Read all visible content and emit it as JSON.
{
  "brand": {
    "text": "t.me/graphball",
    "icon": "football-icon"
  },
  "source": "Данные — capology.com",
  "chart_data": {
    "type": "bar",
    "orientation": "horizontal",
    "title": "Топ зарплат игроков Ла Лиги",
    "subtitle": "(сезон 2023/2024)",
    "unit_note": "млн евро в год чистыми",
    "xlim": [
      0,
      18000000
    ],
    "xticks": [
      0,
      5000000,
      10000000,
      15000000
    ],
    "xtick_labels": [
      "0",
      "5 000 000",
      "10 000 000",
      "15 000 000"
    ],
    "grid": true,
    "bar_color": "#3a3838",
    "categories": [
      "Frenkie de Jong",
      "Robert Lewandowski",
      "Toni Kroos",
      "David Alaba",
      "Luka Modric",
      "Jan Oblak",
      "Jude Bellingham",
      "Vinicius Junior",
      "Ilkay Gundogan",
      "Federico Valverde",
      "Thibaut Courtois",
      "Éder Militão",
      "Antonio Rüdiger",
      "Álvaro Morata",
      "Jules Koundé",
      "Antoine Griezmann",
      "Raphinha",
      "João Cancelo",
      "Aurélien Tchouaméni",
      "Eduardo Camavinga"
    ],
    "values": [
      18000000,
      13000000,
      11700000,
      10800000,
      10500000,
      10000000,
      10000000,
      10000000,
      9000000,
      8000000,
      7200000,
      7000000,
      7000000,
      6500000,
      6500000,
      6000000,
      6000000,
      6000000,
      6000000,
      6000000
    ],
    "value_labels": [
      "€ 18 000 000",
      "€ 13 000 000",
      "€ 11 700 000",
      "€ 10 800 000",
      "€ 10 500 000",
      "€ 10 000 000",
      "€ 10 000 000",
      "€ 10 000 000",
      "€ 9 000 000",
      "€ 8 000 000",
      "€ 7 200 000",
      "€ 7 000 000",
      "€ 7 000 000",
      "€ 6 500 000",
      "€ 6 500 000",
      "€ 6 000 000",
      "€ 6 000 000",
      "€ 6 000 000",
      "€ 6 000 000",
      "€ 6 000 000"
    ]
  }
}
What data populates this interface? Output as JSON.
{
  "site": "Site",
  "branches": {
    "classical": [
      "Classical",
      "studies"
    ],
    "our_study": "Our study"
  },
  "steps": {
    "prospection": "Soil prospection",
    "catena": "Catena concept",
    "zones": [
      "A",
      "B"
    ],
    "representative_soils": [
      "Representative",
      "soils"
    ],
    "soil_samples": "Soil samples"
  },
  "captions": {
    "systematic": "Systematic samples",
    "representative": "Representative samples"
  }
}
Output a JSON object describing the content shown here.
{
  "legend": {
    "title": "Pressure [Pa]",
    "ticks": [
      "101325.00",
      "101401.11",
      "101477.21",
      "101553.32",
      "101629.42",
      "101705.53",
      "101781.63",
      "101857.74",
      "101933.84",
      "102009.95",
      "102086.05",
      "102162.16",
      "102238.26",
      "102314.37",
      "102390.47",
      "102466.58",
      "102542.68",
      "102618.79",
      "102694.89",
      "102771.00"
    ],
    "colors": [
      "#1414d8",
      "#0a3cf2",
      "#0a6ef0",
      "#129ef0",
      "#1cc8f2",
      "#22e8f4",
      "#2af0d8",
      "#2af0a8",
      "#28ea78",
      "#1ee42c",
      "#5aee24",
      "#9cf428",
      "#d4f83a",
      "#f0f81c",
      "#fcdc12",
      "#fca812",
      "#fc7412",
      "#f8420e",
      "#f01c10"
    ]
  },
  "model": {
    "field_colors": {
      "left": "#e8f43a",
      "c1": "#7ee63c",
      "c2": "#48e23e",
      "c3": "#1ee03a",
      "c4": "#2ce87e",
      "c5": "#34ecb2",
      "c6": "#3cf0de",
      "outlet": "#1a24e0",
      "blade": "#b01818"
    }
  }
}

================

* Goal
The records above should be repeated in full, exactly as given.

* Solution for this task
Read all visible content and emit it as JSON.
{
  "brand": {
    "text": "t.me/graphball",
    "icon": "football-icon"
  },
  "source": "Данные — capology.com",
  "chart_data": {
    "type": "bar",
    "orientation": "horizontal",
    "title": "Топ зарплат игроков Ла Лиги",
    "subtitle": "(сезон 2023/2024)",
    "unit_note": "млн евро в год чистыми",
    "xlim": [
      0,
      18000000
    ],
    "xticks": [
      0,
      5000000,
      10000000,
      15000000
    ],
    "xtick_labels": [
      "0",
      "5 000 000",
      "10 000 000",
      "15 000 000"
    ],
    "grid": true,
    "bar_color": "#3a3838",
    "categories": [
      "Frenkie de Jong",
      "Robert Lewandowski",
      "Toni Kroos",
      "David Alaba",
      "Luka Modric",
      "Jan Oblak",
      "Jude Bellingham",
      "Vinicius Junior",
      "Ilkay Gundogan",
      "Federico Valverde",
      "Thibaut Courtois",
      "Éder Militão",
      "Antonio Rüdiger",
      "Álvaro Morata",
      "Jules Koundé",
      "Antoine Griezmann",
      "Raphinha",
      "João Cancelo",
      "Aurélien Tchouaméni",
      "Eduardo Camavinga"
    ],
    "values": [
      18000000,
      13000000,
      11700000,
      10800000,
      10500000,
      10000000,
      10000000,
      10000000,
      9000000,
      8000000,
      7200000,
      7000000,
      7000000,
      6500000,
      6500000,
      6000000,
      6000000,
      6000000,
      6000000,
      6000000
    ],
    "value_labels": [
      "€ 18 000 000",
      "€ 13 000 000",
      "€ 11 700 000",
      "€ 10 800 000",
      "€ 10 500 000",
      "€ 10 000 000",
      "€ 10 000 000",
      "€ 10 000 000",
      "€ 9 000 000",
      "€ 8 000 000",
      "€ 7 200 000",
      "€ 7 000 000",
      "€ 7 000 000",
      "€ 6 500 000",
      "€ 6 500 000",
      "€ 6 000 000",
      "€ 6 000 000",
      "€ 6 000 000",
      "€ 6 000 000",
      "€ 6 000 000"
    ]
  }
}
What data populates this interface? Output as JSON.
{
  "site": "Site",
  "branches": {
    "classical": [
      "Classical",
      "studies"
    ],
    "our_study": "Our study"
  },
  "steps": {
    "prospection": "Soil prospection",
    "catena": "Catena concept",
    "zones": [
      "A",
      "B"
    ],
    "representative_soils": [
      "Representative",
      "soils"
    ],
    "soil_samples": "Soil samples"
  },
  "captions": {
    "systematic": "Systematic samples",
    "representative": "Representative samples"
  }
}
Output a JSON object describing the content shown here.
{
  "legend": {
    "title": "Pressure [Pa]",
    "ticks": [
      "101325.00",
      "101401.11",
      "101477.21",
      "101553.32",
      "101629.42",
      "101705.53",
      "101781.63",
      "101857.74",
      "101933.84",
      "102009.95",
      "102086.05",
      "102162.16",
      "102238.26",
      "102314.37",
      "102390.47",
      "102466.58",
      "102542.68",
      "102618.79",
      "102694.89",
      "102771.00"
    ],
    "colors": [
      "#1414d8",
      "#0a3cf2",
      "#0a6ef0",
      "#129ef0",
      "#1cc8f2",
      "#22e8f4",
      "#2af0d8",
      "#2af0a8",
      "#28ea78",
      "#1ee42c",
      "#5aee24",
      "#9cf428",
      "#d4f83a",
      "#f0f81c",
      "#fcdc12",
      "#fca812",
      "#fc7412",
      "#f8420e",
      "#f01c10"
    ]
  },
  "model": {
    "field_colors": {
      "left": "#e8f43a",
      "c1": "#7ee63c",
      "c2": "#48e23e",
      "c3": "#1ee03a",
      "c4": "#2ce87e",
      "c5": "#34ecb2",
      "c6": "#3cf0de",
      "outlet": "#1a24e0",
      "blade": "#b01818"
    }
  }
}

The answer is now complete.